> **Instructions to follow**:
Retype the records that come next, word for word.

[Stored data entries]
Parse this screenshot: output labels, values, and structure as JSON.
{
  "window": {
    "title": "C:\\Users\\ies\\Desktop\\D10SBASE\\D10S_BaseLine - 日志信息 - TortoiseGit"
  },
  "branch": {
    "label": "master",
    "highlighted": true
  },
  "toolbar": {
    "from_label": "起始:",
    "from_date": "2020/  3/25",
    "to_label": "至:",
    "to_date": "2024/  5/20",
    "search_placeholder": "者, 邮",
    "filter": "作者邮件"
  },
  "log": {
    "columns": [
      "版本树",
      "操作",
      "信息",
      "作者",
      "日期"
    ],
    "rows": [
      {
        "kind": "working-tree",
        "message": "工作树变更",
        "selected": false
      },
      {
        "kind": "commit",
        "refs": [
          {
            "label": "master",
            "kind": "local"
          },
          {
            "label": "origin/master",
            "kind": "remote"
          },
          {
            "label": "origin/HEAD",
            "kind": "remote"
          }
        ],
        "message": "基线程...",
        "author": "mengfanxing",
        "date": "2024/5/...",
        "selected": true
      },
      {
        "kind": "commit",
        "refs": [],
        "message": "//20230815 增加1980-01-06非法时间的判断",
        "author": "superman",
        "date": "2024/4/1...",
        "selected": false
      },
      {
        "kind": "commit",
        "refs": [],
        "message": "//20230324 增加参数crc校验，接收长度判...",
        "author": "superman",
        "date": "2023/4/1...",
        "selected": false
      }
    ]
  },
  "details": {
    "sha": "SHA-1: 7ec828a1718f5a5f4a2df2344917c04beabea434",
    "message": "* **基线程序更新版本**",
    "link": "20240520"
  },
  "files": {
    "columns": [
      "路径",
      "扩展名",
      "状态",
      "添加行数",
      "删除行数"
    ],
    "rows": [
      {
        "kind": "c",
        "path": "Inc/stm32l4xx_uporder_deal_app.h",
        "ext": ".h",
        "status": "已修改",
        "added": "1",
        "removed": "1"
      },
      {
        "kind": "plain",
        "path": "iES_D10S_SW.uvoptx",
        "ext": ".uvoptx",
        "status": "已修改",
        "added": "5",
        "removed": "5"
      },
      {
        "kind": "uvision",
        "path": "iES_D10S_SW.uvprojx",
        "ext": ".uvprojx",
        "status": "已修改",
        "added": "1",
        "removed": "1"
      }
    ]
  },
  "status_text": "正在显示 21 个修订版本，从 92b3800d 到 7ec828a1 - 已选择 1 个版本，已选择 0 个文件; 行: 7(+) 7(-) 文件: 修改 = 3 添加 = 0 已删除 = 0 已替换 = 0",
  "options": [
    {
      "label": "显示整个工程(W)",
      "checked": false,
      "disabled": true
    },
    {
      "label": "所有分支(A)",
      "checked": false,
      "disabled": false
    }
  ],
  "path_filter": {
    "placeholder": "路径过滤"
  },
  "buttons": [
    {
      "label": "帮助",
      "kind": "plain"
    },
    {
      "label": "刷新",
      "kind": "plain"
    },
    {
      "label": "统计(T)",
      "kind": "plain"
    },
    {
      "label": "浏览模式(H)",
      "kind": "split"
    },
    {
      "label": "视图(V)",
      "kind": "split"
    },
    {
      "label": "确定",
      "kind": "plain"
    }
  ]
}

> **Response below**:
Parse this screenshot: output labels, values, and structure as JSON.
{
  "window": {
    "title": "C:\\Users\\ies\\Desktop\\D10SBASE\\D10S_BaseLine - 日志信息 - TortoiseGit"
  },
  "branch": {
    "label": "master",
    "highlighted": true
  },
  "toolbar": {
    "from_label": "起始:",
    "from_date": "2020/  3/25",
    "to_label": "至:",
    "to_date": "2024/  5/20",
    "search_placeholder": "者, 邮",
    "filter": "作者邮件"
  },
  "log": {
    "columns": [
      "版本树",
      "操作",
      "信息",
      "作者",
      "日期"
    ],
    "rows": [
      {
        "kind": "working-tree",
        "message": "工作树变更",
        "selected": false
      },
      {
        "kind": "commit",
        "refs": [
          {
            "label": "master",
            "kind": "local"
          },
          {
            "label": "origin/master",
            "kind": "remote"
          },
          {
            "label": "origin/HEAD",
            "kind": "remote"
          }
        ],
        "message": "基线程...",
        "author": "mengfanxing",
        "date": "2024/5/...",
        "selected": true
      },
      {
        "kind": "commit",
        "refs": [],
        "message": "//20230815 增加1980-01-06非法时间的判断",
        "author": "superman",
        "date": "2024/4/1...",
        "selected": false
      },
      {
        "kind": "commit",
        "refs": [],
        "message": "//20230324 增加参数crc校验，接收长度判...",
        "author": "superman",
        "date": "2023/4/1...",
        "selected": false
      }
    ]
  },
  "details": {
    "sha": "SHA-1: 7ec828a1718f5a5f4a2df2344917c04beabea434",
    "message": "* **基线程序更新版本**",
    "link": "20240520"
  },
  "files": {
    "columns": [
      "路径",
      "扩展名",
      "状态",
      "添加行数",
      "删除行数"
    ],
    "rows": [
      {
        "kind": "c",
        "path": "Inc/stm32l4xx_uporder_deal_app.h",
        "ext": ".h",
        "status": "已修改",
        "added": "1",
        "removed": "1"
      },
      {
        "kind": "plain",
        "path": "iES_D10S_SW.uvoptx",
        "ext": ".uvoptx",
        "status": "已修改",
        "added": "5",
        "removed": "5"
      },
      {
        "kind": "uvision",
        "path": "iES_D10S_SW.uvprojx",
        "ext": ".uvprojx",
        "status": "已修改",
        "added": "1",
        "removed": "1"
      }
    ]
  },
  "status_text": "正在显示 21 个修订版本，从 92b3800d 到 7ec828a1 - 已选择 1 个版本，已选择 0 个文件; 行: 7(+) 7(-) 文件: 修改 = 3 添加 = 0 已删除 = 0 已替换 = 0",
  "options": [
    {
      "label": "显示整个工程(W)",
      "checked": false,
      "disabled": true
    },
    {
      "label": "所有分支(A)",
      "checked": false,
      "disabled": false
    }
  ],
  "path_filter": {
    "placeholder": "路径过滤"
  },
  "buttons": [
    {
      "label": "帮助",
      "kind": "plain"
    },
    {
      "label": "刷新",
      "kind": "plain"
    },
    {
      "label": "统计(T)",
      "kind": "plain"
    },
    {
      "label": "浏览模式(H)",
      "kind": "split"
    },
    {
      "label": "视图(V)",
      "kind": "split"
    },
    {
      "label": "确定",
      "kind": "plain"
    }
  ]
}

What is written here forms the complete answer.